--- START OF Task input ---
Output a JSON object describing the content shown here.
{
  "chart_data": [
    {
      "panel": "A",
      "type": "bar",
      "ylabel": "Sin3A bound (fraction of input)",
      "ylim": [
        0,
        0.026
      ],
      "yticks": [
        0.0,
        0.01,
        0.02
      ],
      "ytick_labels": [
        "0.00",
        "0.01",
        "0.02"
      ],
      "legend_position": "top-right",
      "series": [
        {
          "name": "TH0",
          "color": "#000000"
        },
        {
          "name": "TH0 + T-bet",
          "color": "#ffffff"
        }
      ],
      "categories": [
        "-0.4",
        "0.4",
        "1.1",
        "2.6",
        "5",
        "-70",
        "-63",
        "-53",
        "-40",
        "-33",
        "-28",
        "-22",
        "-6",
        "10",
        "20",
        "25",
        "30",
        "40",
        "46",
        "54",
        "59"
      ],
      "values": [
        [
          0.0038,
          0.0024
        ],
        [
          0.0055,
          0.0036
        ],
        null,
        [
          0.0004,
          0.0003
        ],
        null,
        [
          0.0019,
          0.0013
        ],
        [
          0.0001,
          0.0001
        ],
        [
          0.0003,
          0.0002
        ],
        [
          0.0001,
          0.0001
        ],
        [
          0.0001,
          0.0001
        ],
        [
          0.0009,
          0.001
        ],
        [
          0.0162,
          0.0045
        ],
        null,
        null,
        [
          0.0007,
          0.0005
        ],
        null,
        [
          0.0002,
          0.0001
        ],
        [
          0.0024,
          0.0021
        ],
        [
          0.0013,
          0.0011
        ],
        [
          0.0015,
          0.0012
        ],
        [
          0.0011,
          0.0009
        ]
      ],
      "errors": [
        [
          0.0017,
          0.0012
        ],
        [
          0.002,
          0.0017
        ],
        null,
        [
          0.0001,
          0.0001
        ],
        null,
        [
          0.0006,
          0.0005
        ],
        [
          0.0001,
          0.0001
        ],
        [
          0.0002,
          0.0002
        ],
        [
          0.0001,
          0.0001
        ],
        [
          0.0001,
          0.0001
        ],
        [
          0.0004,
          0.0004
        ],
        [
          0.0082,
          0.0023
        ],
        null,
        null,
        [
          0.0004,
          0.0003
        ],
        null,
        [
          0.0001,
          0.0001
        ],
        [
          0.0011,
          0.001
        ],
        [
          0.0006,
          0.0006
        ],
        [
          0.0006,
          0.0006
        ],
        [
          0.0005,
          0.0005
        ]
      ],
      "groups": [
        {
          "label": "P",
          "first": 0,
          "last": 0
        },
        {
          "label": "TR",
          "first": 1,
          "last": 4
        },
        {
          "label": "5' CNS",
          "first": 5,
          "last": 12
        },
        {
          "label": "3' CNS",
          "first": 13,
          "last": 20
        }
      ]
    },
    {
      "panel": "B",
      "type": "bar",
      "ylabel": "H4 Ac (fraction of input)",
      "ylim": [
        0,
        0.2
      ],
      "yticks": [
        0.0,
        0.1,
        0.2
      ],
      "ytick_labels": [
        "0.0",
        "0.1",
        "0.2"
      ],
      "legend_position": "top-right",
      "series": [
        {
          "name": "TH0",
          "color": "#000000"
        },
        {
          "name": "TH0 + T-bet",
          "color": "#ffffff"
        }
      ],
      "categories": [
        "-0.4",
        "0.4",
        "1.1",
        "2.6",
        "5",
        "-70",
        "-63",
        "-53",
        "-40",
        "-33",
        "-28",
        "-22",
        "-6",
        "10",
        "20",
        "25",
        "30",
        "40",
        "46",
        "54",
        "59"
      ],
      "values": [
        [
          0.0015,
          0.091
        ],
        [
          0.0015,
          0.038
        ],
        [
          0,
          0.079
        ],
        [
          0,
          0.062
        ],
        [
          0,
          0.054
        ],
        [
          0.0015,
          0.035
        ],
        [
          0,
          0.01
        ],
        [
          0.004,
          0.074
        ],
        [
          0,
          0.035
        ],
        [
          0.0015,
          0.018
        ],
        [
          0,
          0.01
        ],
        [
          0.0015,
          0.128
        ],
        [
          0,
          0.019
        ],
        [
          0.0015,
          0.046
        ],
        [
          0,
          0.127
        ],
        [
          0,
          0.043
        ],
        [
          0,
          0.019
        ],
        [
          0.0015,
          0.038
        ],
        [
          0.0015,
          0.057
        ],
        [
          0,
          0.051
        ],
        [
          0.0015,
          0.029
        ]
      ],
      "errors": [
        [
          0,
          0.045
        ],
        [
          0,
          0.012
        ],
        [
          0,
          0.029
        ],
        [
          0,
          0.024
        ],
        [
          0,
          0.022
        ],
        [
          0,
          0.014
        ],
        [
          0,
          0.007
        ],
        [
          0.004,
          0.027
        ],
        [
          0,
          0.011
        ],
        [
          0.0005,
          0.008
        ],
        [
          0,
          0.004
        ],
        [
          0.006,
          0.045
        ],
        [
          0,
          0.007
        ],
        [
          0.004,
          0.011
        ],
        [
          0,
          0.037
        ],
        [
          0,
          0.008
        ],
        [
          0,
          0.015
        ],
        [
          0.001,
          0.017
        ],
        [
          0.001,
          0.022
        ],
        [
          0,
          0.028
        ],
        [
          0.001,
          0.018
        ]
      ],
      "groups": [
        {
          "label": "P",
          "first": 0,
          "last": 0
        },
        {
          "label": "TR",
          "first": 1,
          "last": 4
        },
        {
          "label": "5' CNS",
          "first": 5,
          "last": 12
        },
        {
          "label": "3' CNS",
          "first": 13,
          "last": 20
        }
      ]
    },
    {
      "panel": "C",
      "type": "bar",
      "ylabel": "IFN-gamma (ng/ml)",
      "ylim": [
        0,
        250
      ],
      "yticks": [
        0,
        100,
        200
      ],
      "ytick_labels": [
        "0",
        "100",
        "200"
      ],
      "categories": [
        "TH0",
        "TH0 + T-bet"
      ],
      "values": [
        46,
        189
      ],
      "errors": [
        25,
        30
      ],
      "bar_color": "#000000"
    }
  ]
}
--- END OF Task input ---
* [Short task]: Set down the entries verbatim, leaving none out.

* [Finished answer]:
Output a JSON object describing the content shown here.
{
  "chart_data": [
    {
      "panel": "A",
      "type": "bar",
      "ylabel": "Sin3A bound (fraction of input)",
      "ylim": [
        0,
        0.026
      ],
      "yticks": [
        0.0,
        0.01,
        0.02
      ],
      "ytick_labels": [
        "0.00",
        "0.01",
        "0.02"
      ],
      "legend_position": "top-right",
      "series": [
        {
          "name": "TH0",
          "color": "#000000"
        },
        {
          "name": "TH0 + T-bet",
          "color": "#ffffff"
        }
      ],
      "categories": [
        "-0.4",
        "0.4",
        "1.1",
        "2.6",
        "5",
        "-70",
        "-63",
        "-53",
        "-40",
        "-33",
        "-28",
        "-22",
        "-6",
        "10",
        "20",
        "25",
        "30",
        "40",
        "46",
        "54",
        "59"
      ],
      "values": [
        [
          0.0038,
          0.0024
        ],
        [
          0.0055,
          0.0036
        ],
        null,
        [
          0.0004,
          0.0003
        ],
        null,
        [
          0.0019,
          0.0013
        ],
        [
          0.0001,
          0.0001
        ],
        [
          0.0003,
          0.0002
        ],
        [
          0.0001,
          0.0001
        ],
        [
          0.0001,
          0.0001
        ],
        [
          0.0009,
          0.001
        ],
        [
          0.0162,
          0.0045
        ],
        null,
        null,
        [
          0.0007,
          0.0005
        ],
        null,
        [
          0.0002,
          0.0001
        ],
        [
          0.0024,
          0.0021
        ],
        [
          0.0013,
          0.0011
        ],
        [
          0.0015,
          0.0012
        ],
        [
          0.0011,
          0.0009
        ]
      ],
      "errors": [
        [
          0.0017,
          0.0012
        ],
        [
          0.002,
          0.0017
        ],
        null,
        [
          0.0001,
          0.0001
        ],
        null,
        [
          0.0006,
          0.0005
        ],
        [
          0.0001,
          0.0001
        ],
        [
          0.0002,
          0.0002
        ],
        [
          0.0001,
          0.0001
        ],
        [
          0.0001,
          0.0001
        ],
        [
          0.0004,
          0.0004
        ],
        [
          0.0082,
          0.0023
        ],
        null,
        null,
        [
          0.0004,
          0.0003
        ],
        null,
        [
          0.0001,
          0.0001
        ],
        [
          0.0011,
          0.001
        ],
        [
          0.0006,
          0.0006
        ],
        [
          0.0006,
          0.0006
        ],
        [
          0.0005,
          0.0005
        ]
      ],
      "groups": [
        {
          "label": "P",
          "first": 0,
          "last": 0
        },
        {
          "label": "TR",
          "first": 1,
          "last": 4
        },
        {
          "label": "5' CNS",
          "first": 5,
          "last": 12
        },
        {
          "label": "3' CNS",
          "first": 13,
          "last": 20
        }
      ]
    },
    {
      "panel": "B",
      "type": "bar",
      "ylabel": "H4 Ac (fraction of input)",
      "ylim": [
        0,
        0.2
      ],
      "yticks": [
        0.0,
        0.1,
        0.2
      ],
      "ytick_labels": [
        "0.0",
        "0.1",
        "0.2"
      ],
      "legend_position": "top-right",
      "series": [
        {
          "name": "TH0",
          "color": "#000000"
        },
        {
          "name": "TH0 + T-bet",
          "color": "#ffffff"
        }
      ],
      "categories": [
        "-0.4",
        "0.4",
        "1.1",
        "2.6",
        "5",
        "-70",
        "-63",
        "-53",
        "-40",
        "-33",
        "-28",
        "-22",
        "-6",
        "10",
        "20",
        "25",
        "30",
        "40",
        "46",
        "54",
        "59"
      ],
      "values": [
        [
          0.0015,
          0.091
        ],
        [
          0.0015,
          0.038
        ],
        [
          0,
          0.079
        ],
        [
          0,
          0.062
        ],
        [
          0,
          0.054
        ],
        [
          0.0015,
          0.035
        ],
        [
          0,
          0.01
        ],
        [
          0.004,
          0.074
        ],
        [
          0,
          0.035
        ],
        [
          0.0015,
          0.018
        ],
        [
          0,
          0.01
        ],
        [
          0.0015,
          0.128
        ],
        [
          0,
          0.019
        ],
        [
          0.0015,
          0.046
        ],
        [
          0,
          0.127
        ],
        [
          0,
          0.043
        ],
        [
          0,
          0.019
        ],
        [
          0.0015,
          0.038
        ],
        [
          0.0015,
          0.057
        ],
        [
          0,
          0.051
        ],
        [
          0.0015,
          0.029
        ]
      ],
      "errors": [
        [
          0,
          0.045
        ],
        [
          0,
          0.012
        ],
        [
          0,
          0.029
        ],
        [
          0,
          0.024
        ],
        [
          0,
          0.022
        ],
        [
          0,
          0.014
        ],
        [
          0,
          0.007
        ],
        [
          0.004,
          0.027
        ],
        [
          0,
          0.011
        ],
        [
          0.0005,
          0.008
        ],
        [
          0,
          0.004
        ],
        [
          0.006,
          0.045
        ],
        [
          0,
          0.007
        ],
        [
          0.004,
          0.011
        ],
        [
          0,
          0.037
        ],
        [
          0,
          0.008
        ],
        [
          0,
          0.015
        ],
        [
          0.001,
          0.017
        ],
        [
          0.001,
          0.022
        ],
        [
          0,
          0.028
        ],
        [
          0.001,
          0.018
        ]
      ],
      "groups": [
        {
          "label": "P",
          "first": 0,
          "last": 0
        },
        {
          "label": "TR",
          "first": 1,
          "last": 4
        },
        {
          "label": "5' CNS",
          "first": 5,
          "last": 12
        },
        {
          "label": "3' CNS",
          "first": 13,
          "last": 20
        }
      ]
    },
    {
      "panel": "C",
      "type": "bar",
      "ylabel": "IFN-gamma (ng/ml)",
      "ylim": [
        0,
        250
      ],
      "yticks": [
        0,
        100,
        200
      ],
      "ytick_labels": [
        "0",
        "100",
        "200"
      ],
      "categories": [
        "TH0",
        "TH0 + T-bet"
      ],
      "values": [
        46,
        189
      ],
      "errors": [
        25,
        30
      ],
      "bar_color": "#000000"
    }
  ]
}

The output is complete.